» Requirements:
Each entry below is to be printed verbatim.

» Input rows:
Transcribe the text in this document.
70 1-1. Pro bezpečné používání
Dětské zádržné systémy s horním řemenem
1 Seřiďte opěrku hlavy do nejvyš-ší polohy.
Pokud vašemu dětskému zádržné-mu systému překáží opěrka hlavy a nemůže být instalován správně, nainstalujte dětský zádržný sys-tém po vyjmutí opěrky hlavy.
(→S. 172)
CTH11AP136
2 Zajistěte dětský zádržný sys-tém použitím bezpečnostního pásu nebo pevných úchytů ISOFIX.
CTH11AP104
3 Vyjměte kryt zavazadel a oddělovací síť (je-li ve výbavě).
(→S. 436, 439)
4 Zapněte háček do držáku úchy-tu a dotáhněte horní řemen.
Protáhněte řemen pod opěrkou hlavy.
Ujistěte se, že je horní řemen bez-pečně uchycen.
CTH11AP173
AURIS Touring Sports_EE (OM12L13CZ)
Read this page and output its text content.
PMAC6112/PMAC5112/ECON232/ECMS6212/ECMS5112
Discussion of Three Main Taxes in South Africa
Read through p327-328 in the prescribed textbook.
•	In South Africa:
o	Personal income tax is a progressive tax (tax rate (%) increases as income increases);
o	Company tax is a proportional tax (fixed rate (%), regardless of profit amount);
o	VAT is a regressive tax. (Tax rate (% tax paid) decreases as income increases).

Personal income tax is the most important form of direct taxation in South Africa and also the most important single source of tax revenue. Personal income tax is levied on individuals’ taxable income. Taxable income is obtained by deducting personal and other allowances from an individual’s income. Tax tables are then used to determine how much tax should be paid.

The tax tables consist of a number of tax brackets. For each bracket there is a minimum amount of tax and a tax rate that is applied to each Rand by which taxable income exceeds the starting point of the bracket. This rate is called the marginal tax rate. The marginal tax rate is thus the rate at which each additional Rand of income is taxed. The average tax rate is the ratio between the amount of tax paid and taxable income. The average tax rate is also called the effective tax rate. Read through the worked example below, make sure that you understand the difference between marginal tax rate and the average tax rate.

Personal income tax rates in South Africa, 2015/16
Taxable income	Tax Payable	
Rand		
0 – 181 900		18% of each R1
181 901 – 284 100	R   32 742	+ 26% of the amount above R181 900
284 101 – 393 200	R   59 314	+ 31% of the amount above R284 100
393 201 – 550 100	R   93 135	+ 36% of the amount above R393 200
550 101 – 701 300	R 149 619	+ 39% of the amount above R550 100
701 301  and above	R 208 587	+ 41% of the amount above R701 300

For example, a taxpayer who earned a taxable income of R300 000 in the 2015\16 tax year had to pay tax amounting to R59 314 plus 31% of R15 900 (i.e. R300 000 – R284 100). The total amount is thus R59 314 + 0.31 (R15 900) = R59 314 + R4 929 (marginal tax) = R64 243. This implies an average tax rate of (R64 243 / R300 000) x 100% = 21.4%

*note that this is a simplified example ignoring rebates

» Final result:
Transcribe the text in this document.
70 1-1. Pro bezpečné používání
Dětské zádržné systémy s horním řemenem
1 Seřiďte opěrku hlavy do nejvyš-ší polohy.
Pokud vašemu dětskému zádržné-mu systému překáží opěrka hlavy a nemůže být instalován správně, nainstalujte dětský zádržný sys-tém po vyjmutí opěrky hlavy.
(→S. 172)
CTH11AP136
2 Zajistěte dětský zádržný sys-tém použitím bezpečnostního pásu nebo pevných úchytů ISOFIX.
CTH11AP104
3 Vyjměte kryt zavazadel a oddělovací síť (je-li ve výbavě).
(→S. 436, 439)
4 Zapněte háček do držáku úchy-tu a dotáhněte horní řemen.
Protáhněte řemen pod opěrkou hlavy.
Ujistěte se, že je horní řemen bez-pečně uchycen.
CTH11AP173
AURIS Touring Sports_EE (OM12L13CZ)
Read this page and output its text content.
PMAC6112/PMAC5112/ECON232/ECMS6212/ECMS5112
Discussion of Three Main Taxes in South Africa
Read through p327-328 in the prescribed textbook.
•	In South Africa:
o	Personal income tax is a progressive tax (tax rate (%) increases as income increases);
o	Company tax is a proportional tax (fixed rate (%), regardless of profit amount);
o	VAT is a regressive tax. (Tax rate (% tax paid) decreases as income increases).

Personal income tax is the most important form of direct taxation in South Africa and also the most important single source of tax revenue. Personal income tax is levied on individuals’ taxable income. Taxable income is obtained by deducting personal and other allowances from an individual’s income. Tax tables are then used to determine how much tax should be paid.

The tax tables consist of a number of tax brackets. For each bracket there is a minimum amount of tax and a tax rate that is applied to each Rand by which taxable income exceeds the starting point of the bracket. This rate is called the marginal tax rate. The marginal tax rate is thus the rate at which each additional Rand of income is taxed. The average tax rate is the ratio between the amount of tax paid and taxable income. The average tax rate is also called the effective tax rate. Read through the worked example below, make sure that you understand the difference between marginal tax rate and the average tax rate.

Personal income tax rates in South Africa, 2015/16
Taxable income	Tax Payable	
Rand		
0 – 181 900		18% of each R1
181 901 – 284 100	R   32 742	+ 26% of the amount above R181 900
284 101 – 393 200	R   59 314	+ 31% of the amount above R284 100
393 201 – 550 100	R   93 135	+ 36% of the amount above R393 200
550 101 – 701 300	R 149 619	+ 39% of the amount above R550 100
701 301  and above	R 208 587	+ 41% of the amount above R701 300

For example, a taxpayer who earned a taxable income of R300 000 in the 2015\16 tax year had to pay tax amounting to R59 314 plus 31% of R15 900 (i.e. R300 000 – R284 100). The total amount is thus R59 314 + 0.31 (R15 900) = R59 314 + R4 929 (marginal tax) = R64 243. This implies an average tax rate of (R64 243 / R300 000) x 100% = 21.4%

*note that this is a simplified example ignoring rebates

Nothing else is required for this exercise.